* [What you have to do]
Reproduce the records below exactly as they appear, omitting any pictures they contain.

* [Dataset content]
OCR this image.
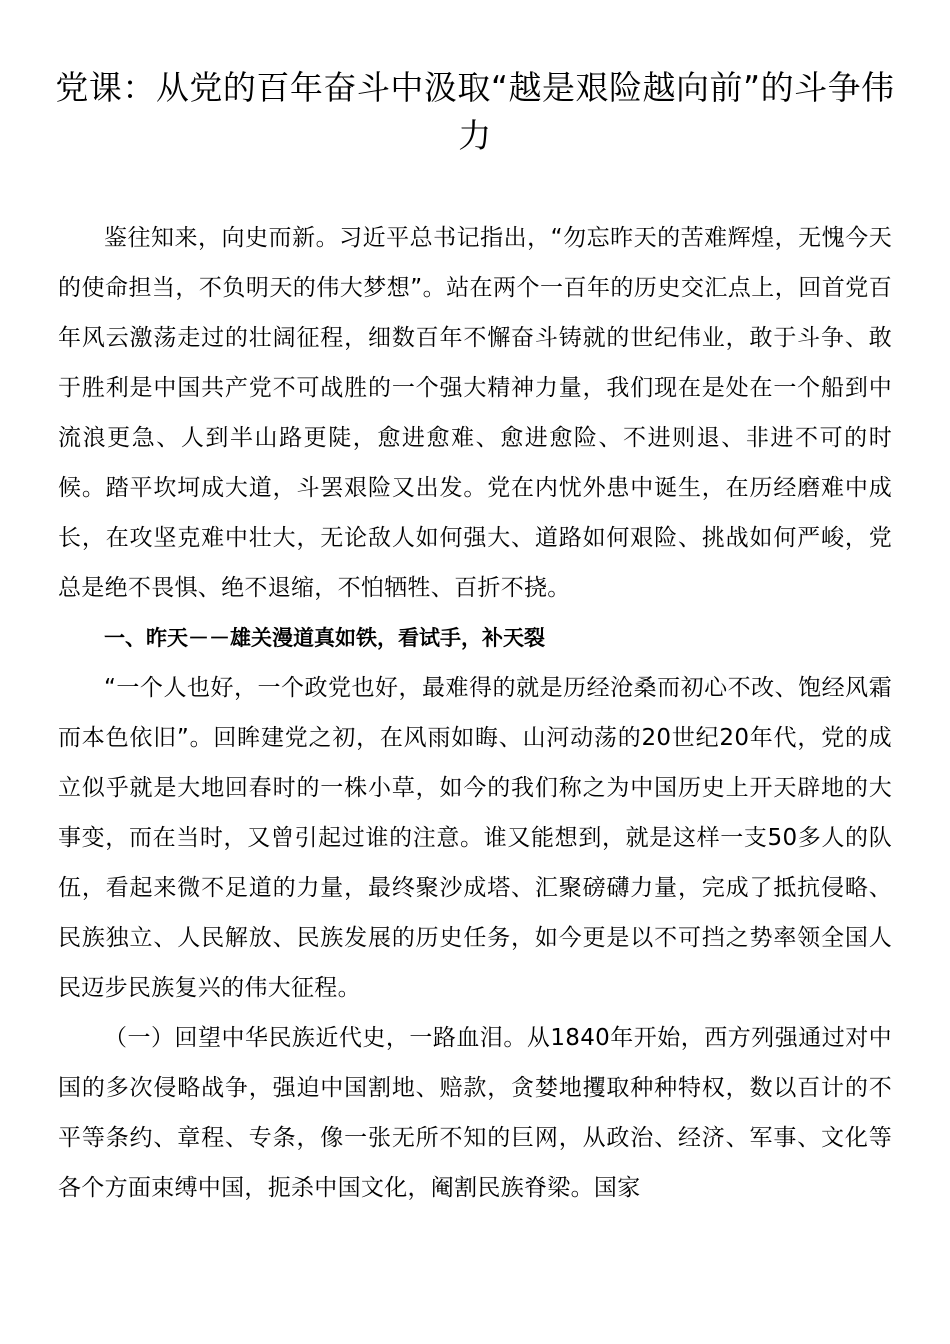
党课：从党的百年奋斗中汲取“越是艰险越向前”的斗争伟力

鉴往知来，向史而新。习近平总书记指出，“勿忘昨天的苦难辉煌，无愧今天的使命担当，不负明天的伟大梦想”。站在两个一百年的历史交汇点上，回首党百年风云激荡走过的壮阔征程，细数百年不懈奋斗铸就的世纪伟业，敢于斗争、敢于胜利是中国共产党不可战胜的一个强大精神力量，我们现在是处在一个船到中流浪更急、人到半山路更陡，愈进愈难、愈进愈险、不进则退、非进不可的时候。踏平坎坷成大道，斗罢艰险又出发。党在内忧外患中诞生，在历经磨难中成长，在攻坚克难中壮大，无论敌人如何强大、道路如何艰险、挑战如何严峻，党总是绝不畏惧、绝不退缩，不怕牺牲、百折不挠。

一、昨天－－雄关漫道真如铁，看试手，补天裂

“一个人也好，一个政党也好，最难得的就是历经沧桑而初心不改、饱经风霜而本色依旧”。回眸建党之初，在风雨如晦、山河动荡的20世纪20年代，党的成立似乎就是大地回春时的一株小草，如今的我们称之为中国历史上开天辟地的大事变，而在当时，又曾引起过谁的注意。谁又能想到，就是这样一支50多人的队伍，看起来微不足道的力量，最终聚沙成塔、汇聚磅礴力量，完成了抵抗侵略、民族独立、人民解放、民族发展的历史任务，如今更是以不可挡之势率领全国人民迈步民族复兴的伟大征程。

（一）回望中华民族近代史，一路血泪。从1840年开始，西方列强通过对中国的多次侵略战争，强迫中国割地、赔款，贪婪地攫取种种特权，数以百计的不平等条约、章程、专条，像一张无所不知的巨网，从政治、经济、军事、文化等各个方面束缚中国，扼杀中国文化，阉割民族脊梁。国家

* [Result of this exercise]
OCR this image.
党课：从党的百年奋斗中汲取“越是艰险越向前”的斗争伟力

鉴往知来，向史而新。习近平总书记指出，“勿忘昨天的苦难辉煌，无愧今天的使命担当，不负明天的伟大梦想”。站在两个一百年的历史交汇点上，回首党百年风云激荡走过的壮阔征程，细数百年不懈奋斗铸就的世纪伟业，敢于斗争、敢于胜利是中国共产党不可战胜的一个强大精神力量，我们现在是处在一个船到中流浪更急、人到半山路更陡，愈进愈难、愈进愈险、不进则退、非进不可的时候。踏平坎坷成大道，斗罢艰险又出发。党在内忧外患中诞生，在历经磨难中成长，在攻坚克难中壮大，无论敌人如何强大、道路如何艰险、挑战如何严峻，党总是绝不畏惧、绝不退缩，不怕牺牲、百折不挠。

一、昨天－－雄关漫道真如铁，看试手，补天裂

“一个人也好，一个政党也好，最难得的就是历经沧桑而初心不改、饱经风霜而本色依旧”。回眸建党之初，在风雨如晦、山河动荡的20世纪20年代，党的成立似乎就是大地回春时的一株小草，如今的我们称之为中国历史上开天辟地的大事变，而在当时，又曾引起过谁的注意。谁又能想到，就是这样一支50多人的队伍，看起来微不足道的力量，最终聚沙成塔、汇聚磅礴力量，完成了抵抗侵略、民族独立、人民解放、民族发展的历史任务，如今更是以不可挡之势率领全国人民迈步民族复兴的伟大征程。

（一）回望中华民族近代史，一路血泪。从1840年开始，西方列强通过对中国的多次侵略战争，强迫中国割地、赔款，贪婪地攫取种种特权，数以百计的不平等条约、章程、专条，像一张无所不知的巨网，从政治、经济、军事、文化等各个方面束缚中国，扼杀中国文化，阉割民族脊梁。国家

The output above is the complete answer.